Start EXTRACTED RECORDS

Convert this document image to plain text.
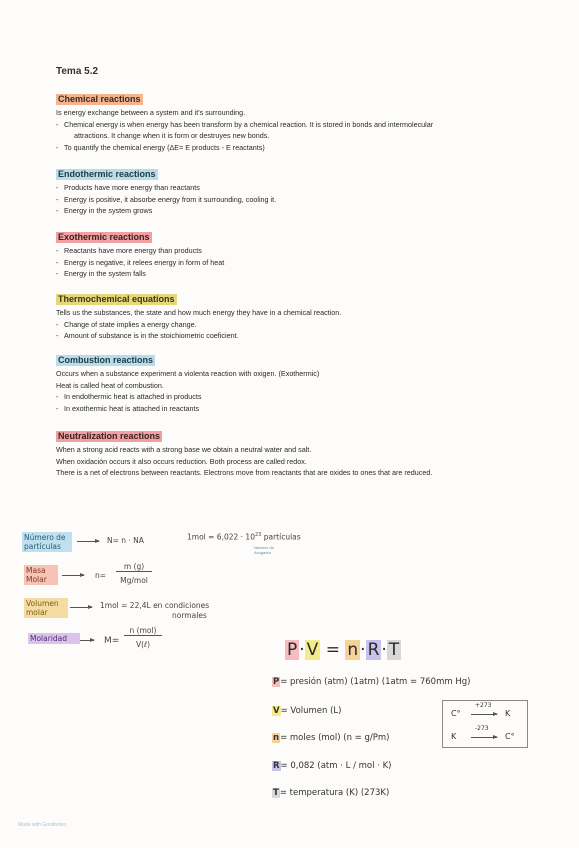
Tema 5.2
Chemical reactions
Is energy exchange between a system and it's surrounding.
- Chemical energy is when energy has been transform by a chemical reaction. It is stored in bonds and intermolecular
attractions. It change when it is form or destruyes new bonds.
- To quantify the chemical energy (ΔE= E products - E reactants)
Endothermic reactions
- Products have more energy than reactants
- Energy is positive, it absorbe energy from it surrounding, cooling it.
- Energy in the system grows
Exothermic reactions
- Reactants have more energy than products
- Energy is negative, it relees energy in form of heat
- Energy in the system falls
Thermochemical equations
Tells us the substances, the state and how much energy they have in a chemical reaction.
- Change of state implies a energy change.
- Amount of substance is in the stoichiometric coeficient.
Combustion reactions
Occurs when a substance experiment a violenta reaction with oxigen. (Exothermic)
Heat is called heat of combustion.
- In endothermic heat is attached in products
- In exothermic heat is attached in reactants
Neutralization reactions
When a strong acid reacts with a strong base we obtain a neutral water and salt.
When oxidación occurs it also occurs reduction. Both process are called redox.
There is a net of electrons between reactants. Electrons move from reactants that are oxides to ones that are reduced.
Número de partículas
N= n · NA	$1mol = 6,022 \cdot 10^{23}$ partículas
Número de Avogadro
Masa Molar	n=
m (g)
Mg/mol
Volumen molar
1mol = 22,4L en condiciones
normales
Molaridad	M=
n (mol)
V(ℓ)	P · V = n · R · T
P= presión (atm) (1atm) (1atm = 760mm Hg)
V= Volumen (L)
n= moles (mol) (n = g/Pm)
R= 0,082 (atm · L / mol · K)
T= temperatura (K) (273K)
C°
+273
K
K
-273
C°
Made with Goodnotes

End EXTRACTED RECORDS

- TASK GOAL
Output all the records, word for word, with no pictures in the copy.

- OUTPUT OF THE EXERCISE
Convert this document image to plain text.
Tema 5.2
Chemical reactions
Is energy exchange between a system and it's surrounding.
- Chemical energy is when energy has been transform by a chemical reaction. It is stored in bonds and intermolecular
attractions. It change when it is form or destruyes new bonds.
- To quantify the chemical energy (ΔE= E products - E reactants)
Endothermic reactions
- Products have more energy than reactants
- Energy is positive, it absorbe energy from it surrounding, cooling it.
- Energy in the system grows
Exothermic reactions
- Reactants have more energy than products
- Energy is negative, it relees energy in form of heat
- Energy in the system falls
Thermochemical equations
Tells us the substances, the state and how much energy they have in a chemical reaction.
- Change of state implies a energy change.
- Amount of substance is in the stoichiometric coeficient.
Combustion reactions
Occurs when a substance experiment a violenta reaction with oxigen. (Exothermic)
Heat is called heat of combustion.
- In endothermic heat is attached in products
- In exothermic heat is attached in reactants
Neutralization reactions
When a strong acid reacts with a strong base we obtain a neutral water and salt.
When oxidación occurs it also occurs reduction. Both process are called redox.
There is a net of electrons between reactants. Electrons move from reactants that are oxides to ones that are reduced.
Número de partículas
N= n · NA	$1mol = 6,022 \cdot 10^{23}$ partículas
Número de Avogadro
Masa Molar	n=
m (g)
Mg/mol
Volumen molar
1mol = 22,4L en condiciones
normales
Molaridad	M=
n (mol)
V(ℓ)	P · V = n · R · T
P= presión (atm) (1atm) (1atm = 760mm Hg)
V= Volumen (L)
n= moles (mol) (n = g/Pm)
R= 0,082 (atm · L / mol · K)
T= temperatura (K) (273K)
C°
+273
K
K
-273
C°
Made with Goodnotes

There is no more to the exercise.